Stored data entries>
..............................

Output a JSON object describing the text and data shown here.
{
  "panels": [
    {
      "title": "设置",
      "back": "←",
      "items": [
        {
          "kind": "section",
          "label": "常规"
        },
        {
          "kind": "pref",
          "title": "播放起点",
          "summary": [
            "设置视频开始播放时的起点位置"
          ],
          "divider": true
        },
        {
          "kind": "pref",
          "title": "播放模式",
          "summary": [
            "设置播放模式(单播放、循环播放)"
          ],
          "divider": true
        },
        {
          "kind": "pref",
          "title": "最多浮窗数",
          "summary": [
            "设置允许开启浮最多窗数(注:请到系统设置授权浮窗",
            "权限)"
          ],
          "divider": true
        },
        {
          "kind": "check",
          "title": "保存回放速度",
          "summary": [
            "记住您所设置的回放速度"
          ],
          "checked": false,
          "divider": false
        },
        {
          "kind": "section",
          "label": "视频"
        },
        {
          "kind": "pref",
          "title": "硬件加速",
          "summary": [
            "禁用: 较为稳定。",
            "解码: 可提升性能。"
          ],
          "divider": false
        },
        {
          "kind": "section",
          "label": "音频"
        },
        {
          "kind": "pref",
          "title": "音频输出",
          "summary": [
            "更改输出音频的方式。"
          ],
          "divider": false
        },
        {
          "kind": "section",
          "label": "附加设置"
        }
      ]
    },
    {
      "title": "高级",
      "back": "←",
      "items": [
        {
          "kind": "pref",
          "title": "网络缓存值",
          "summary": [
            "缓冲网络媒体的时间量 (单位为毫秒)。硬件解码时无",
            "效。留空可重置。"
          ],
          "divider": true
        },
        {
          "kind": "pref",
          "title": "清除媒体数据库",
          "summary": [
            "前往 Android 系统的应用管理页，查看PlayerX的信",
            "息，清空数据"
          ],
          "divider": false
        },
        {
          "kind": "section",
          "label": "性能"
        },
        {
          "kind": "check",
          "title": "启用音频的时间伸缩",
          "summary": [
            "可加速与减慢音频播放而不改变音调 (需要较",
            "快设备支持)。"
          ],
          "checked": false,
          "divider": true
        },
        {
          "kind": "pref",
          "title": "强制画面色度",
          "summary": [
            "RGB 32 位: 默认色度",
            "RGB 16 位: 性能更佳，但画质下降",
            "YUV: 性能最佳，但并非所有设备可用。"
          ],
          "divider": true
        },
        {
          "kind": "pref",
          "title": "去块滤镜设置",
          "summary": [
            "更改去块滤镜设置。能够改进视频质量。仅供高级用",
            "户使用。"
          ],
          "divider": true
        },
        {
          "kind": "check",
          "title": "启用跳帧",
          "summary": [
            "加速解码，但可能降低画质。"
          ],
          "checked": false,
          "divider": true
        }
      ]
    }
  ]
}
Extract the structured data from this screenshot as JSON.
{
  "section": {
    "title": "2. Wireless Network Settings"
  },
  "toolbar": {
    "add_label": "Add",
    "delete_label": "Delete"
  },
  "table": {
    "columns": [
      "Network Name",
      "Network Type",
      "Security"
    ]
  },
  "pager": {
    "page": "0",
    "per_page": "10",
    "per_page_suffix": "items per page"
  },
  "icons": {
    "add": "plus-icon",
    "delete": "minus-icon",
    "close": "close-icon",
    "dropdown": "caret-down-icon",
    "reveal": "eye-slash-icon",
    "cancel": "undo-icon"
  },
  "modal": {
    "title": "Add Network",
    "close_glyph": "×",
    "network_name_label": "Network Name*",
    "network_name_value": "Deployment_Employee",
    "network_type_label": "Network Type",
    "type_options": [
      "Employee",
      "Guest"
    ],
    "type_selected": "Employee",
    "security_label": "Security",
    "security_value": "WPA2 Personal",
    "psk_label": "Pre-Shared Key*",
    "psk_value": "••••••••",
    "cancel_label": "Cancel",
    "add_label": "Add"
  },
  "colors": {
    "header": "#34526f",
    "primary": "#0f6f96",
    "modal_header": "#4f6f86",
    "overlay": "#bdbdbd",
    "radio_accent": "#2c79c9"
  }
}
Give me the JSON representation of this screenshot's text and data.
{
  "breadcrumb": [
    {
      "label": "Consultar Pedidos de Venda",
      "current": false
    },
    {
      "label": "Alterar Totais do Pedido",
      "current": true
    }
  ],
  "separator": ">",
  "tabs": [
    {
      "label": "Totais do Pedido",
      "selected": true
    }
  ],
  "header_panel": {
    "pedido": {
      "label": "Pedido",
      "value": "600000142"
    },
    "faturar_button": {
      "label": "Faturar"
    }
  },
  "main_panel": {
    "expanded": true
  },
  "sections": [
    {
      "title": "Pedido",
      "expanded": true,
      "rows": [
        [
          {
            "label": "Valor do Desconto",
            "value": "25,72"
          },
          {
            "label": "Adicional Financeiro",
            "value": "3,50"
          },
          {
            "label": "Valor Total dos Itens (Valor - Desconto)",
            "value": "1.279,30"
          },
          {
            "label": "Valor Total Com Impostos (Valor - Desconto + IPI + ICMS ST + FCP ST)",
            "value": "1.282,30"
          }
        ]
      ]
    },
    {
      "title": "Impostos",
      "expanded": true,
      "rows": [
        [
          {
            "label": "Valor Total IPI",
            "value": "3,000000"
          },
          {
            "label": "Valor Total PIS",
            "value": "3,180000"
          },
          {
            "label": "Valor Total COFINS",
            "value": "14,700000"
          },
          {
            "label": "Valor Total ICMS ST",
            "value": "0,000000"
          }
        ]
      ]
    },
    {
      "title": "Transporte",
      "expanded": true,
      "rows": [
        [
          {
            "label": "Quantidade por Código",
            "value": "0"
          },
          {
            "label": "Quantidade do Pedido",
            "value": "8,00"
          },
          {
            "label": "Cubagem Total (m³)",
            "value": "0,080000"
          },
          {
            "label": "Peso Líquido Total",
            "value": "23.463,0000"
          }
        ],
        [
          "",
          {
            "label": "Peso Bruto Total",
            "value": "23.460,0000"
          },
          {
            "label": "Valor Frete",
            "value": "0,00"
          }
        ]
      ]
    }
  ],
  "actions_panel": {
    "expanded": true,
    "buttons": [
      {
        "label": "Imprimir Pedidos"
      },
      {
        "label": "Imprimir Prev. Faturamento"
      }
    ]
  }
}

..............................

STATED EXERCISE> Above are some records. Print them all exactly.

RESPONSE FOR THIS EXERCISE>
Output a JSON object describing the text and data shown here.
{
  "panels": [
    {
      "title": "设置",
      "back": "←",
      "items": [
        {
          "kind": "section",
          "label": "常规"
        },
        {
          "kind": "pref",
          "title": "播放起点",
          "summary": [
            "设置视频开始播放时的起点位置"
          ],
          "divider": true
        },
        {
          "kind": "pref",
          "title": "播放模式",
          "summary": [
            "设置播放模式(单播放、循环播放)"
          ],
          "divider": true
        },
        {
          "kind": "pref",
          "title": "最多浮窗数",
          "summary": [
            "设置允许开启浮最多窗数(注:请到系统设置授权浮窗",
            "权限)"
          ],
          "divider": true
        },
        {
          "kind": "check",
          "title": "保存回放速度",
          "summary": [
            "记住您所设置的回放速度"
          ],
          "checked": false,
          "divider": false
        },
        {
          "kind": "section",
          "label": "视频"
        },
        {
          "kind": "pref",
          "title": "硬件加速",
          "summary": [
            "禁用: 较为稳定。",
            "解码: 可提升性能。"
          ],
          "divider": false
        },
        {
          "kind": "section",
          "label": "音频"
        },
        {
          "kind": "pref",
          "title": "音频输出",
          "summary": [
            "更改输出音频的方式。"
          ],
          "divider": false
        },
        {
          "kind": "section",
          "label": "附加设置"
        }
      ]
    },
    {
      "title": "高级",
      "back": "←",
      "items": [
        {
          "kind": "pref",
          "title": "网络缓存值",
          "summary": [
            "缓冲网络媒体的时间量 (单位为毫秒)。硬件解码时无",
            "效。留空可重置。"
          ],
          "divider": true
        },
        {
          "kind": "pref",
          "title": "清除媒体数据库",
          "summary": [
            "前往 Android 系统的应用管理页，查看PlayerX的信",
            "息，清空数据"
          ],
          "divider": false
        },
        {
          "kind": "section",
          "label": "性能"
        },
        {
          "kind": "check",
          "title": "启用音频的时间伸缩",
          "summary": [
            "可加速与减慢音频播放而不改变音调 (需要较",
            "快设备支持)。"
          ],
          "checked": false,
          "divider": true
        },
        {
          "kind": "pref",
          "title": "强制画面色度",
          "summary": [
            "RGB 32 位: 默认色度",
            "RGB 16 位: 性能更佳，但画质下降",
            "YUV: 性能最佳，但并非所有设备可用。"
          ],
          "divider": true
        },
        {
          "kind": "pref",
          "title": "去块滤镜设置",
          "summary": [
            "更改去块滤镜设置。能够改进视频质量。仅供高级用",
            "户使用。"
          ],
          "divider": true
        },
        {
          "kind": "check",
          "title": "启用跳帧",
          "summary": [
            "加速解码，但可能降低画质。"
          ],
          "checked": false,
          "divider": true
        }
      ]
    }
  ]
}
Extract the structured data from this screenshot as JSON.
{
  "section": {
    "title": "2. Wireless Network Settings"
  },
  "toolbar": {
    "add_label": "Add",
    "delete_label": "Delete"
  },
  "table": {
    "columns": [
      "Network Name",
      "Network Type",
      "Security"
    ]
  },
  "pager": {
    "page": "0",
    "per_page": "10",
    "per_page_suffix": "items per page"
  },
  "icons": {
    "add": "plus-icon",
    "delete": "minus-icon",
    "close": "close-icon",
    "dropdown": "caret-down-icon",
    "reveal": "eye-slash-icon",
    "cancel": "undo-icon"
  },
  "modal": {
    "title": "Add Network",
    "close_glyph": "×",
    "network_name_label": "Network Name*",
    "network_name_value": "Deployment_Employee",
    "network_type_label": "Network Type",
    "type_options": [
      "Employee",
      "Guest"
    ],
    "type_selected": "Employee",
    "security_label": "Security",
    "security_value": "WPA2 Personal",
    "psk_label": "Pre-Shared Key*",
    "psk_value": "••••••••",
    "cancel_label": "Cancel",
    "add_label": "Add"
  },
  "colors": {
    "header": "#34526f",
    "primary": "#0f6f96",
    "modal_header": "#4f6f86",
    "overlay": "#bdbdbd",
    "radio_accent": "#2c79c9"
  }
}
Give me the JSON representation of this screenshot's text and data.
{
  "breadcrumb": [
    {
      "label": "Consultar Pedidos de Venda",
      "current": false
    },
    {
      "label": "Alterar Totais do Pedido",
      "current": true
    }
  ],
  "separator": ">",
  "tabs": [
    {
      "label": "Totais do Pedido",
      "selected": true
    }
  ],
  "header_panel": {
    "pedido": {
      "label": "Pedido",
      "value": "600000142"
    },
    "faturar_button": {
      "label": "Faturar"
    }
  },
  "main_panel": {
    "expanded": true
  },
  "sections": [
    {
      "title": "Pedido",
      "expanded": true,
      "rows": [
        [
          {
            "label": "Valor do Desconto",
            "value": "25,72"
          },
          {
            "label": "Adicional Financeiro",
            "value": "3,50"
          },
          {
            "label": "Valor Total dos Itens (Valor - Desconto)",
            "value": "1.279,30"
          },
          {
            "label": "Valor Total Com Impostos (Valor - Desconto + IPI + ICMS ST + FCP ST)",
            "value": "1.282,30"
          }
        ]
      ]
    },
    {
      "title": "Impostos",
      "expanded": true,
      "rows": [
        [
          {
            "label": "Valor Total IPI",
            "value": "3,000000"
          },
          {
            "label": "Valor Total PIS",
            "value": "3,180000"
          },
          {
            "label": "Valor Total COFINS",
            "value": "14,700000"
          },
          {
            "label": "Valor Total ICMS ST",
            "value": "0,000000"
          }
        ]
      ]
    },
    {
      "title": "Transporte",
      "expanded": true,
      "rows": [
        [
          {
            "label": "Quantidade por Código",
            "value": "0"
          },
          {
            "label": "Quantidade do Pedido",
            "value": "8,00"
          },
          {
            "label": "Cubagem Total (m³)",
            "value": "0,080000"
          },
          {
            "label": "Peso Líquido Total",
            "value": "23.463,0000"
          }
        ],
        [
          "",
          {
            "label": "Peso Bruto Total",
            "value": "23.460,0000"
          },
          {
            "label": "Valor Frete",
            "value": "0,00"
          }
        ]
      ]
    }
  ],
  "actions_panel": {
    "expanded": true,
    "buttons": [
      {
        "label": "Imprimir Pedidos"
      },
      {
        "label": "Imprimir Prev. Faturamento"
      }
    ]
  }
}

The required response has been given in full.